== Task description ==
Tally the lines that contain the string "Precip" and state that total without comment.

== Listing ==

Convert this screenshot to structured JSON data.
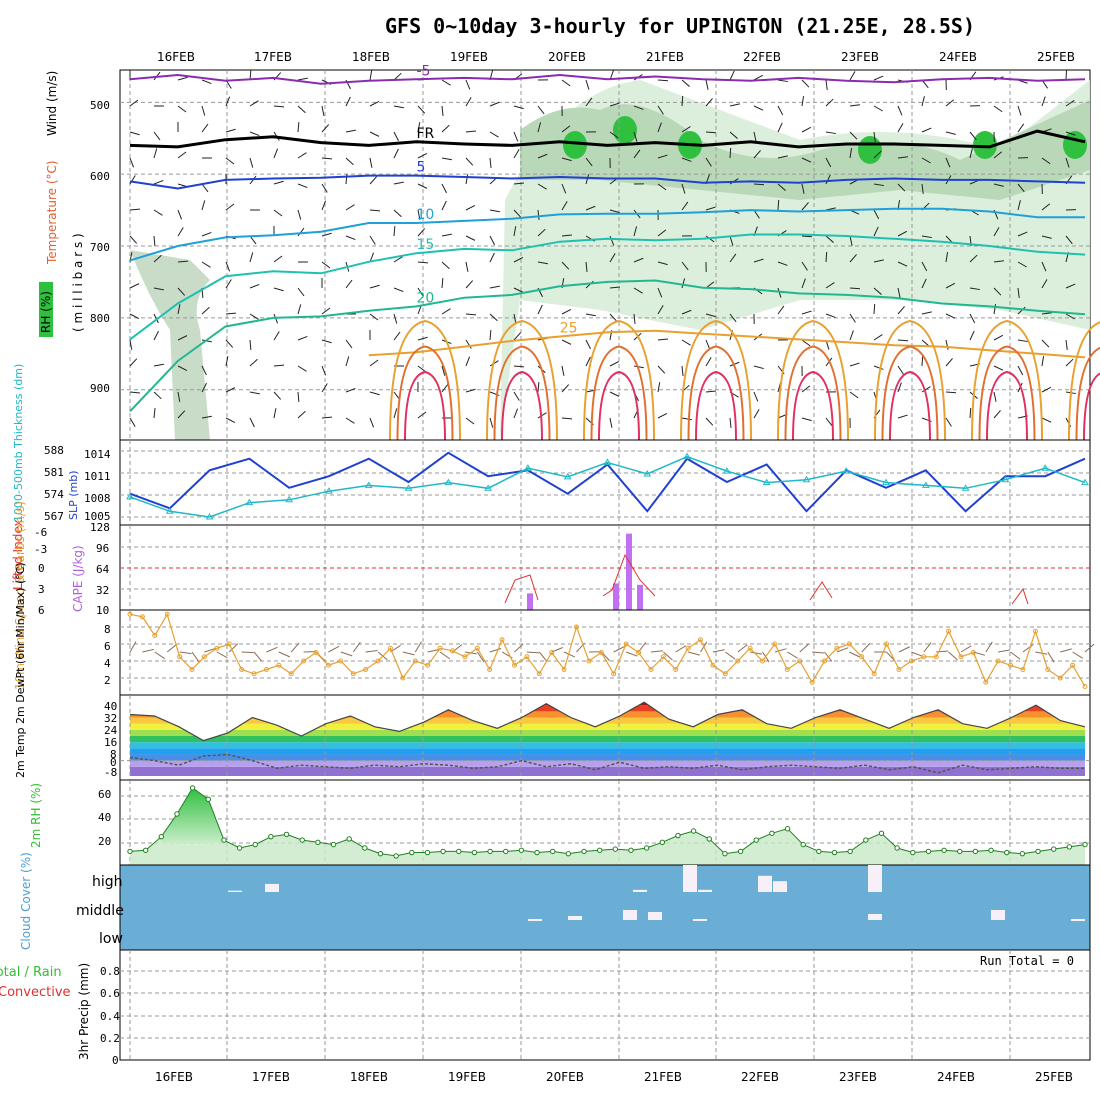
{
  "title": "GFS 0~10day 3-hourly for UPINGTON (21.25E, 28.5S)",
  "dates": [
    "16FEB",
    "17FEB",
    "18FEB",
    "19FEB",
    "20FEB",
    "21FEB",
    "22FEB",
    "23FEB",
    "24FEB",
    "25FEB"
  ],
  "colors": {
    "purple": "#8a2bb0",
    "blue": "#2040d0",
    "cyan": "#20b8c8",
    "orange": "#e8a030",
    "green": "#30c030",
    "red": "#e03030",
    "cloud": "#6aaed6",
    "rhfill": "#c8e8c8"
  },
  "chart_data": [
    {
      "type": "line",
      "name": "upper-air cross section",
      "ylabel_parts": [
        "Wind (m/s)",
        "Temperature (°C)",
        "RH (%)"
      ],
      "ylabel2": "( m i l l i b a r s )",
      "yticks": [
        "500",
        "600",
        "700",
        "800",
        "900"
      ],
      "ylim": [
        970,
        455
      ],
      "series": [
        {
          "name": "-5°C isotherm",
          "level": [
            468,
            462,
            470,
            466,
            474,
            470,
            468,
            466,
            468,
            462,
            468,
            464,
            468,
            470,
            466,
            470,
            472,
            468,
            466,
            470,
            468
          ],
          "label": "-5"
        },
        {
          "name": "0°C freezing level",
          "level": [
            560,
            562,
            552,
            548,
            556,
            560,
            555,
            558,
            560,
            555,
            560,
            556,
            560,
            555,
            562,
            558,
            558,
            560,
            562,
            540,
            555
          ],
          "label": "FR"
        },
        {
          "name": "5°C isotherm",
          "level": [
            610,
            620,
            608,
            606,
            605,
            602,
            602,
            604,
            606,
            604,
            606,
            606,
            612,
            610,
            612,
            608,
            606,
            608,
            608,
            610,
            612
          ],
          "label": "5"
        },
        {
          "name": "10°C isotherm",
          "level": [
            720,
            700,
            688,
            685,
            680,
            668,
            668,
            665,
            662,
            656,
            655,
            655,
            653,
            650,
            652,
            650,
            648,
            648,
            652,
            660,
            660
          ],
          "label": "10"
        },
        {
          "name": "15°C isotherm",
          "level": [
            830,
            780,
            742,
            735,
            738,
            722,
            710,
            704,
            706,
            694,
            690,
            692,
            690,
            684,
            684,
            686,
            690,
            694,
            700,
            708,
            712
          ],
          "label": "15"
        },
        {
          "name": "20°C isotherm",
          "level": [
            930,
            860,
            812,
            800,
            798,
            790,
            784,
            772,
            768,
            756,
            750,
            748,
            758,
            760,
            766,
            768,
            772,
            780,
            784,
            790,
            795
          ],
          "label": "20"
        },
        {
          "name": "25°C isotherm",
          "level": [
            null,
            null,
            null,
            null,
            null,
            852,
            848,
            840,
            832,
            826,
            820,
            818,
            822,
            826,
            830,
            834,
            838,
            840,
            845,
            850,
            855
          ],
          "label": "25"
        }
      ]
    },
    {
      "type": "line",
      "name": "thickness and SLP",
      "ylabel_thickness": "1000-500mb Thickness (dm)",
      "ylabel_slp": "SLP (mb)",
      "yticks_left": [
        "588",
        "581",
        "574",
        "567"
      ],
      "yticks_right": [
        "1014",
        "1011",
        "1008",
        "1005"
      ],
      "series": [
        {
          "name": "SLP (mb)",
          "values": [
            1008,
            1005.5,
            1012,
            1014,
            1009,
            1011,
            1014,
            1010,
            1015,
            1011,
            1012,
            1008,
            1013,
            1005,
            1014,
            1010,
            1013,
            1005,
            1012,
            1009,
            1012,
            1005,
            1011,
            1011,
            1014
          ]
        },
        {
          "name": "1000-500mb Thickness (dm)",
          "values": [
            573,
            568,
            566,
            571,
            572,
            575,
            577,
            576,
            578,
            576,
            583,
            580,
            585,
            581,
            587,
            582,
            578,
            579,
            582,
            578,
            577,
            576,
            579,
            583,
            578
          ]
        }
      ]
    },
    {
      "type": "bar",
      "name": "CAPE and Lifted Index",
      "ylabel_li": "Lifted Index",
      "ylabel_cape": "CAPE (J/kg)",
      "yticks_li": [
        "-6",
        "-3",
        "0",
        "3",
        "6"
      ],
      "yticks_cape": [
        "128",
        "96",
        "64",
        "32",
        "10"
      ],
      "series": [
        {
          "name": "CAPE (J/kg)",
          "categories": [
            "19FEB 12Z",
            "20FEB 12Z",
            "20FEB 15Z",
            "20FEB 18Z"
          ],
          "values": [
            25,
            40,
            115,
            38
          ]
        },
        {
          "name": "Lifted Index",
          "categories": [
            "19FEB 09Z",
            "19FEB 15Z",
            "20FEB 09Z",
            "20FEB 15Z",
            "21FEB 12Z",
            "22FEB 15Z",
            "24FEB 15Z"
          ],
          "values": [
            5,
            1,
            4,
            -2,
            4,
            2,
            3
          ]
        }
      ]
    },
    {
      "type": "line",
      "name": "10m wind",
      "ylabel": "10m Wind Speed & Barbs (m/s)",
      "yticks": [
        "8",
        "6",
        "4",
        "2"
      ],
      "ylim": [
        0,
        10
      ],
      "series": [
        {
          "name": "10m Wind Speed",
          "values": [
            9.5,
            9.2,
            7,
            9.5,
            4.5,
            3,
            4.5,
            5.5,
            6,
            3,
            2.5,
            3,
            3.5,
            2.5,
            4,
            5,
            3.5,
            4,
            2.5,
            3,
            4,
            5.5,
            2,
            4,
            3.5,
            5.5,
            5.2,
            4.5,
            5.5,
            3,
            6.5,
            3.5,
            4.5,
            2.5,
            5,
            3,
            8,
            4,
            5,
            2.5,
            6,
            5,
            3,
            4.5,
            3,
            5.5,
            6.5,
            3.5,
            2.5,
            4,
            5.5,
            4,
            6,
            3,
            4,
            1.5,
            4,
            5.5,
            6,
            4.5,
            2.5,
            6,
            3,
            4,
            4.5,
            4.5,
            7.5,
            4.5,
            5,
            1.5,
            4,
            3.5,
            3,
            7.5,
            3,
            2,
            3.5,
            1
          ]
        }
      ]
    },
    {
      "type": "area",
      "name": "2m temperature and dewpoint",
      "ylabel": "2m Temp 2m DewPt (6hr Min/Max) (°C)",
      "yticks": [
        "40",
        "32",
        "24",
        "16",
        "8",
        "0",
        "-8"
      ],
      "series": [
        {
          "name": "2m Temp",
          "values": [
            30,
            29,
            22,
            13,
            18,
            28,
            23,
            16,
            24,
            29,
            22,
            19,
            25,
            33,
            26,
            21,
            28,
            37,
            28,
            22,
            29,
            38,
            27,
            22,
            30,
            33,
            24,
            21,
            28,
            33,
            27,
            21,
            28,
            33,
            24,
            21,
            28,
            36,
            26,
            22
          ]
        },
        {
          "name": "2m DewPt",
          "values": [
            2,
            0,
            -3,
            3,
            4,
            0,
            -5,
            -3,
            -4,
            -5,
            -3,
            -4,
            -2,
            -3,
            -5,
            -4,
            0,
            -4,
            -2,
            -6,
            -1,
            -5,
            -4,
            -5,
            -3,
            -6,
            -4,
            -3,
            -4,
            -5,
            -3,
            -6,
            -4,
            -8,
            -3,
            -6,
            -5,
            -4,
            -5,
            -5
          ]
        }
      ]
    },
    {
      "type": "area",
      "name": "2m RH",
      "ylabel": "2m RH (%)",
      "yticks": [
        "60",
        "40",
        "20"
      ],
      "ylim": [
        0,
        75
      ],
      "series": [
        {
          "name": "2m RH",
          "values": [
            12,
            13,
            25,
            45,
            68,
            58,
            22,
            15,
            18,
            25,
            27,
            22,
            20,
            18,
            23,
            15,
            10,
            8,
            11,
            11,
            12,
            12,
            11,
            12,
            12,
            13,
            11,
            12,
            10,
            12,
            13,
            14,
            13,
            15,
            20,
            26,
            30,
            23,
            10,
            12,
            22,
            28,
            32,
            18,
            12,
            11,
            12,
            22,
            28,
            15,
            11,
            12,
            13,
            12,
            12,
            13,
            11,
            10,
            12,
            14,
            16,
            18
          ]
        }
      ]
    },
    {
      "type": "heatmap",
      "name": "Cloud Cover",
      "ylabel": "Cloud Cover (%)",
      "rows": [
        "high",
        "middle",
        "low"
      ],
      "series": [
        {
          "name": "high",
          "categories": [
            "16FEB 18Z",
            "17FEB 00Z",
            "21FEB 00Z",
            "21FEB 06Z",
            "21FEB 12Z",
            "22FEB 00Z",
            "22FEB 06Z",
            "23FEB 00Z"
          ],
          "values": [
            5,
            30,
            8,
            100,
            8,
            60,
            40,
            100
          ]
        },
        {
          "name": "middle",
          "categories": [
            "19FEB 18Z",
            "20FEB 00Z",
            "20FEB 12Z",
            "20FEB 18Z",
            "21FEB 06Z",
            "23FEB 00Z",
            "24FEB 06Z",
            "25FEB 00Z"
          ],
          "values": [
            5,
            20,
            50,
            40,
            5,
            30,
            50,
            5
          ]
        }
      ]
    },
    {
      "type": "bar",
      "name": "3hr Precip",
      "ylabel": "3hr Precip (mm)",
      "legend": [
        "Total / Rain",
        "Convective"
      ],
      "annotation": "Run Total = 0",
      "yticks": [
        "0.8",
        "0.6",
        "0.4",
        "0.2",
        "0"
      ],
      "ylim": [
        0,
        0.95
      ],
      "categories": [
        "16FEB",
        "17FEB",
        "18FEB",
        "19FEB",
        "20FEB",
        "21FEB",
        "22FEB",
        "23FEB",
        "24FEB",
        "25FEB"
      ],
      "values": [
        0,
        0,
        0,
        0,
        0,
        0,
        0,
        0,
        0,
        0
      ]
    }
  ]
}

== Expected output ==
2